---------- Extract
The guidelines suggest minimum ages, lower than those in the previous version, for each treatment: 14 for starting hormone therapy, 15 for chest masculinisation and at least 17 for more invasive genital operations.
The most contentious parts of the new standards among clinicians are the mental health requirements. Before discussing any medical treatment, they say, adolescents must get a “comprehensive assessment” led by mental health providers, and must have consistently questioned their gender identity for “several years.”
Although mental health counseling should be offered as needed, it should not be a requirement for medical care, Keuroghlian said. He pointed out that therapy is not required for cisgender patients who get breast augmentation, hysterectomies or rhinoplasties.
“To make that a requirement for everybody is inherently unnecessary gatekeeping and also stigmatising and pathologising and a waste of resources,” he said.
What’s more, some of the mental health problems commonly seen in trans adolescents, such as depression and anxiety, may resolve after gender-affirming medical care, Keuroghlian said.
And some doctors have also argued that waiting several years to initiate medical treatments could itself be harmful.
“Forcing trans and gender diverse youth to go through an incongruent puberty can cause long-term trauma and physical harm,” said Dr AJ Eckert, medical director of Anchor Health Initiative’s Gender and Life-Affirming Medicine Program in Stamford, Connecticut.
But other trans health specialists are concerned by the sharp increase in adolescents who are referred to gender clinics, and worry that the desire for hormones and surgeries may be driven partly by peer influence on social media platforms like TikTok and YouTube.
“The kids presenting these days are very different than what I was seeing in the early days,” said Edwards-Leeper, who in 2007 helped set up one of the first youth gender clinics in the US, in Boston.
Edwards-Leeper said that now she was more likely to see adolescents who had recently begun to question their gender, whereas a decade ago her patients were more likely to have long-standing distress about their bodies.
--------------------
** Work request A **
Reproduce the passage on adolescent gender care guidelines word for word, everything from "But other trans" down to "about their bodies.".
** Work request B **
According to the passage on adolescent gender care guidelines, what is the minimum age suggested for starting hormone therapy?
** Work request C **
Continue the passage on adolescent gender care guidelines from where it stops.
---------- Data shown
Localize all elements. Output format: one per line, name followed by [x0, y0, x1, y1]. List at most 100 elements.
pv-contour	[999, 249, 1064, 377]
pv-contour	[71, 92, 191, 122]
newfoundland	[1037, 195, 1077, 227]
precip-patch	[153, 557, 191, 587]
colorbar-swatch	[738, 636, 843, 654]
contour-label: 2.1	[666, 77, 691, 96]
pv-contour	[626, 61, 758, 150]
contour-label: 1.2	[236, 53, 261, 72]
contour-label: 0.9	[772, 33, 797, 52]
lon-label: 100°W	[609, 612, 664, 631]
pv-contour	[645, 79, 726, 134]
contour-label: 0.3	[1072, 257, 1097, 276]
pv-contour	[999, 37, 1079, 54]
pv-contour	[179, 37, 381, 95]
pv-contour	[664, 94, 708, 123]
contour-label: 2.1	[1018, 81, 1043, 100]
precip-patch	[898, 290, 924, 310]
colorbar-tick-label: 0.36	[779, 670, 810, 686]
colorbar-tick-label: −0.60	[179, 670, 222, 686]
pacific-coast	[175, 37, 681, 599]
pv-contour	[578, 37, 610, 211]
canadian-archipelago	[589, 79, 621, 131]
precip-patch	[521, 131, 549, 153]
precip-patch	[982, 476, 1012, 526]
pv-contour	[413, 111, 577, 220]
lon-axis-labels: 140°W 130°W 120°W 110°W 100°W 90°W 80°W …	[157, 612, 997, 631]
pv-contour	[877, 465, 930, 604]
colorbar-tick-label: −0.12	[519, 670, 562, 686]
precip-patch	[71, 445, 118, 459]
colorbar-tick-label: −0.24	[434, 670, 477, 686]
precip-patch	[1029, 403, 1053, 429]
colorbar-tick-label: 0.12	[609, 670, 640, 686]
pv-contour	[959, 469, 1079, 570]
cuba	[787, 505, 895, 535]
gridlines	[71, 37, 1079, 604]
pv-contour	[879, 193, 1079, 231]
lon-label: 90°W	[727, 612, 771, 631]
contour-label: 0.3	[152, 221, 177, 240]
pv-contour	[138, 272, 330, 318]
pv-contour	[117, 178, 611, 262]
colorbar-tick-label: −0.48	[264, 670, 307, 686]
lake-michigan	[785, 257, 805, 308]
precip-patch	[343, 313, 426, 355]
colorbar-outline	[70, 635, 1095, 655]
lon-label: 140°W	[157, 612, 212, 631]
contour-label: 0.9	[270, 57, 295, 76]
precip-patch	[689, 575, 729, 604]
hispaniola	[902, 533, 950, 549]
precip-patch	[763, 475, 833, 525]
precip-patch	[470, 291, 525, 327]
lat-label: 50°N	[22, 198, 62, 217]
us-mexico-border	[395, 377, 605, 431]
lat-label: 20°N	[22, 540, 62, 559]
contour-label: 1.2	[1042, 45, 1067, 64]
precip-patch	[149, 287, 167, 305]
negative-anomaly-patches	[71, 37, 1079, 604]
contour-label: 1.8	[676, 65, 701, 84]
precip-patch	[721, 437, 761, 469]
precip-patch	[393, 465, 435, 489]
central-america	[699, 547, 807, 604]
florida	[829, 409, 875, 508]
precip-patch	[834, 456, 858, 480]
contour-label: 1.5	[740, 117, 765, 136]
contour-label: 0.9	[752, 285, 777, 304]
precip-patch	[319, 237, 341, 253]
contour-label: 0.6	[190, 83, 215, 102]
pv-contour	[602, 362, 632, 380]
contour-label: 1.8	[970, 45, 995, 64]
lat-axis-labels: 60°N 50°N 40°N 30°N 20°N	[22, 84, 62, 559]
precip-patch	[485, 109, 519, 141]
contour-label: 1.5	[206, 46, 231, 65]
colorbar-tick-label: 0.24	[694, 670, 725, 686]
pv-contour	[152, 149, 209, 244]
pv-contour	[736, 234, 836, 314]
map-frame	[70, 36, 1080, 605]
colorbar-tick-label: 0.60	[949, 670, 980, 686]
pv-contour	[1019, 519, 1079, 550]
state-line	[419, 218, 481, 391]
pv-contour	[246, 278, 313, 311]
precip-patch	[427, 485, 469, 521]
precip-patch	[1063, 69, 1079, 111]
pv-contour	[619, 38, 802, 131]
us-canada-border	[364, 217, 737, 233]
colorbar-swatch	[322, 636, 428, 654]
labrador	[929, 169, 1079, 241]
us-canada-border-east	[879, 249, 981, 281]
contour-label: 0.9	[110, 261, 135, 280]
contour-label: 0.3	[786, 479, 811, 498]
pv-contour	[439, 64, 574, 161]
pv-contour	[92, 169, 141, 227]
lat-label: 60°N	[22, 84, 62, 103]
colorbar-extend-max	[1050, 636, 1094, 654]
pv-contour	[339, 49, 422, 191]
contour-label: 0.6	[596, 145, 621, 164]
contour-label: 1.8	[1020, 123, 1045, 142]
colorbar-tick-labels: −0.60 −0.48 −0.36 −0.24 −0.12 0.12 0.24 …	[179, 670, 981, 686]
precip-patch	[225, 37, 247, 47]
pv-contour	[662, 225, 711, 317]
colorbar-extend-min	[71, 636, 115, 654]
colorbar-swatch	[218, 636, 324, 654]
--------------------
** Answer A **
But other trans health specialists are concerned by the sharp increase in adolescents who are referred to gender clinics, and worry that the desire for hormones and surgeries may be driven partly by peer influence on social media platforms like TikTok and YouTube.
“The kids presenting these days are very different than what I was seeing in the early days,” said Edwards-Leeper, who in 2007 helped set up one of the first youth gender clinics in the US, in Boston.
Edwards-Leeper said that now she was more likely to see adolescents who had recently begun to question their gender, whereas a decade ago her patients were more likely to have long-standing distress about their bodies.

** Answer B **
14

** Answer C **
These seemingly abrupt changes — as well as other mental health issues or a history of trauma — should be flags for providers to slow down, she said. Instead, some gender clinics with long waitlists are “blindly affirming” adolescent patients, she said, offering them hormones without taking these potential issues seriously.
And although it’s unclear how often it happens, some people who transitioned as teenagers have reported detransitioning later on. Although some people who detransition continue living with a more fluid gender identity, others are upset about living with the irreversible changes caused by hormones or surgeries.
“These issues of inadequate assessment and what I sometimes called hasty or sloppy care have resulted in potential harm,” said Erica Anderson, a clinical psychologist who works with transgender adolescents in Berkeley, California.
Anderson, 70, said she understood the trauma of being denied care. She first realised she was transgender in her 30s, but didn’t approach an endocrinologist about hormone treatments until age 45. “The doctor’s response was, ‘I can’t help you,’” she said. Despondent, she waited several more years before pursuing a medical transition again.
“I don’t want any young person to go without the care that they need,” Anderson said. “But the question is, are there new things going on that weren’t going on 10 or 15 years ago?”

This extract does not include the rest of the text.